What the exercise asks
Locate and copy each line in the data that contains the word "ROMY".
--*--
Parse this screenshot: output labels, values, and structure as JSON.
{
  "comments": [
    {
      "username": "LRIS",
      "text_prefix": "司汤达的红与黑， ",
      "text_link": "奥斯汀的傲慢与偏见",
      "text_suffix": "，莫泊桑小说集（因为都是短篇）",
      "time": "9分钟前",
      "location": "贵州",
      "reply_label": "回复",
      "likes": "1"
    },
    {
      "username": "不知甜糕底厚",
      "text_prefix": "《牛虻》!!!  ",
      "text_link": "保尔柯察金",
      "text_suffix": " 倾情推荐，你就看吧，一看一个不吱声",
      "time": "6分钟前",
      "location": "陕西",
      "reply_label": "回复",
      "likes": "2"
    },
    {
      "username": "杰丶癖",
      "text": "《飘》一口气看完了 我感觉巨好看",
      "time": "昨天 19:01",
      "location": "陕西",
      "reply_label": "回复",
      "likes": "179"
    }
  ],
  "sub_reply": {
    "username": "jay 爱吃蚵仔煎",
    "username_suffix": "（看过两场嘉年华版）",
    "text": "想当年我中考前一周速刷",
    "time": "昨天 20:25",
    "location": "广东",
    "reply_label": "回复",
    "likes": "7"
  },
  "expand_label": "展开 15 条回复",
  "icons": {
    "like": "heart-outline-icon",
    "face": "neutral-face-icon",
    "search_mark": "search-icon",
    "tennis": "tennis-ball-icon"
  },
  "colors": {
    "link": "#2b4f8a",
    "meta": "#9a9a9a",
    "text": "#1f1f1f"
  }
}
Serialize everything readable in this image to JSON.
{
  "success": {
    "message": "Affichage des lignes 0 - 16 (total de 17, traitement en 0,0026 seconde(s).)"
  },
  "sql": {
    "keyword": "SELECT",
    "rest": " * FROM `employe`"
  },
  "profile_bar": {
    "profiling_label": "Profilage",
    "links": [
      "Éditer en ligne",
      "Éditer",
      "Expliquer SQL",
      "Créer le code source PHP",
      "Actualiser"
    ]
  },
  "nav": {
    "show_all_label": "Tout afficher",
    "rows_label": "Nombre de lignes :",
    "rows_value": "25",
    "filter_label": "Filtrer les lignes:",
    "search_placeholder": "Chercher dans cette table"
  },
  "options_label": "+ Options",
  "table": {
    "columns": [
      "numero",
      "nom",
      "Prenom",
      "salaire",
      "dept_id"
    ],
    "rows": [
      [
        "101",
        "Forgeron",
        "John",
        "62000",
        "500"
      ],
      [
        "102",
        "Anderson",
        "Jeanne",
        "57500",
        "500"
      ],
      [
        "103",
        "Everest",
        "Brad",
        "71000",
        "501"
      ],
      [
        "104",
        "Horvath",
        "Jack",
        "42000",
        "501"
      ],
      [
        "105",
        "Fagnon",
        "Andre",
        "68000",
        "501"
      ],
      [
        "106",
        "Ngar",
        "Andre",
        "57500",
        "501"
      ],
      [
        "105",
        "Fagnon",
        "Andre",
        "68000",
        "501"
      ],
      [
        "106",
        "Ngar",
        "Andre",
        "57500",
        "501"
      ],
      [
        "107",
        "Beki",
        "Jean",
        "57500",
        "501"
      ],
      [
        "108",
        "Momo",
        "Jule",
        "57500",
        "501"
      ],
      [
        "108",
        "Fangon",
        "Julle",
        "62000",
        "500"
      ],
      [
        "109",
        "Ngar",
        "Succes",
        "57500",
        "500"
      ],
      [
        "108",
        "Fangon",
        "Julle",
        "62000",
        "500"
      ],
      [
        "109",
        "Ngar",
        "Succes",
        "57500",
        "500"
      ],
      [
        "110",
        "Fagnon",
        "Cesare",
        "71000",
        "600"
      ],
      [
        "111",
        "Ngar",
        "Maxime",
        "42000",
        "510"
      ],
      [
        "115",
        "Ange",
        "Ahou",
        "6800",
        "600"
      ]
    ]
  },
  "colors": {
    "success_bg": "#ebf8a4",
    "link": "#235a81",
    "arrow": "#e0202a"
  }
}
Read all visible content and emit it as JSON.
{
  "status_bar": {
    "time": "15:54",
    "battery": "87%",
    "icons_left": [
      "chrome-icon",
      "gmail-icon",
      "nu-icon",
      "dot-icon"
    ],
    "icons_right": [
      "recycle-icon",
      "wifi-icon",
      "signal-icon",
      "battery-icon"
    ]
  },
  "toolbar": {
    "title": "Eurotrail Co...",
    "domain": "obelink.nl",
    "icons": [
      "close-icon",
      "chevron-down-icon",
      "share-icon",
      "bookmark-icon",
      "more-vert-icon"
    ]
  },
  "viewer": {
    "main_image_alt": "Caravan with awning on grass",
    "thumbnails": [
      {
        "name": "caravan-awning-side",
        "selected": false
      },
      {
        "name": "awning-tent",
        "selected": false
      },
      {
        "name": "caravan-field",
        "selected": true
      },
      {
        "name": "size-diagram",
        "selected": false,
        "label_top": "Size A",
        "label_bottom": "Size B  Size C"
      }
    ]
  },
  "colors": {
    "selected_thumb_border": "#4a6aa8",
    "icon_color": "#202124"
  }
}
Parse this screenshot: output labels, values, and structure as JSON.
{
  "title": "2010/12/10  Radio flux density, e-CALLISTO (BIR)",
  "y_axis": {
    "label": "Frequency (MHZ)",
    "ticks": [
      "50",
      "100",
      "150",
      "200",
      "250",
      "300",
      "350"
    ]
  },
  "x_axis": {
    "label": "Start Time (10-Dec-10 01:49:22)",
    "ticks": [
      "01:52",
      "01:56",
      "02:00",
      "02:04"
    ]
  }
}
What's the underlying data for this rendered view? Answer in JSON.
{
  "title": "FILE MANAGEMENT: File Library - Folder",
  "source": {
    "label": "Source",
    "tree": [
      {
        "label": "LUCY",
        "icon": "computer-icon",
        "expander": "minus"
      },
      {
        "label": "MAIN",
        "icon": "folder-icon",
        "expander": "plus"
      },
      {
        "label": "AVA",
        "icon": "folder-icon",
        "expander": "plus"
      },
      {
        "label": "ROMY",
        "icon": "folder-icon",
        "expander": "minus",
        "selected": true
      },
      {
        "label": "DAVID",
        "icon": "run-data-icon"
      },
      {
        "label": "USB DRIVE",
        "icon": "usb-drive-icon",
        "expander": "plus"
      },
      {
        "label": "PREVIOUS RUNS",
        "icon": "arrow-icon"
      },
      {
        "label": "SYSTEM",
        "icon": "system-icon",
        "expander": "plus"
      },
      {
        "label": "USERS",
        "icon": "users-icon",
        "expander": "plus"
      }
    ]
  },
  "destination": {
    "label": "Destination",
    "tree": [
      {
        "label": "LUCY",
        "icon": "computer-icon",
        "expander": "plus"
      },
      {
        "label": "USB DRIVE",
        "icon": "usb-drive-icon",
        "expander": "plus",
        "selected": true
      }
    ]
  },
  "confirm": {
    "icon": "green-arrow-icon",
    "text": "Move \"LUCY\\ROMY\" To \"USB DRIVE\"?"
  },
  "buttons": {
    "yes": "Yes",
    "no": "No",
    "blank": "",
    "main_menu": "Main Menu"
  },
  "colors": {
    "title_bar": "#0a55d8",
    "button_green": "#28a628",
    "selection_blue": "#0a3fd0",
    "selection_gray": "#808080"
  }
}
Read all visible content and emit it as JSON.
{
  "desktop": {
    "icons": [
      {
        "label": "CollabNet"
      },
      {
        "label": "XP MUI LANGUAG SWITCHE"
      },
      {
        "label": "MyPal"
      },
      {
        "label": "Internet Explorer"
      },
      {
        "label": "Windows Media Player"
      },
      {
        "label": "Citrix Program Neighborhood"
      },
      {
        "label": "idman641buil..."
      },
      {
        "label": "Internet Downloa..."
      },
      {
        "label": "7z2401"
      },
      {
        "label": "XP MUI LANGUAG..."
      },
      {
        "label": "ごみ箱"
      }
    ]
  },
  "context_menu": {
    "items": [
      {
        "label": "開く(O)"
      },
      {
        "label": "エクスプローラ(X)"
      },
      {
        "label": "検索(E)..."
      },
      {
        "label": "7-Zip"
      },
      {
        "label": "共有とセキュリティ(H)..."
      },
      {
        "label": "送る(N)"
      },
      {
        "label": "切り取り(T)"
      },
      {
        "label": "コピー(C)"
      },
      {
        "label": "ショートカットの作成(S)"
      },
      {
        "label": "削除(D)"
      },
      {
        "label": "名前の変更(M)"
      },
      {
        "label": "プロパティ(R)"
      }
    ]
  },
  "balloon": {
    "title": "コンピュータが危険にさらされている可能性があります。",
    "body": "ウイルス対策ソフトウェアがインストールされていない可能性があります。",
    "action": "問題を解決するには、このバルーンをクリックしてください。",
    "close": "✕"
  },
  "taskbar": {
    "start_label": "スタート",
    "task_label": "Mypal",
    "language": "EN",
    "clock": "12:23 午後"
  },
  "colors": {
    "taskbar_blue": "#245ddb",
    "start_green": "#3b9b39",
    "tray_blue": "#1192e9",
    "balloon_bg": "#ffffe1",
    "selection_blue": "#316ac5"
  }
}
--*--
Answer for the task
        "label": "ROMY",
    "text": "Move \"LUCY\\ROMY\" To \"USB DRIVE\"?"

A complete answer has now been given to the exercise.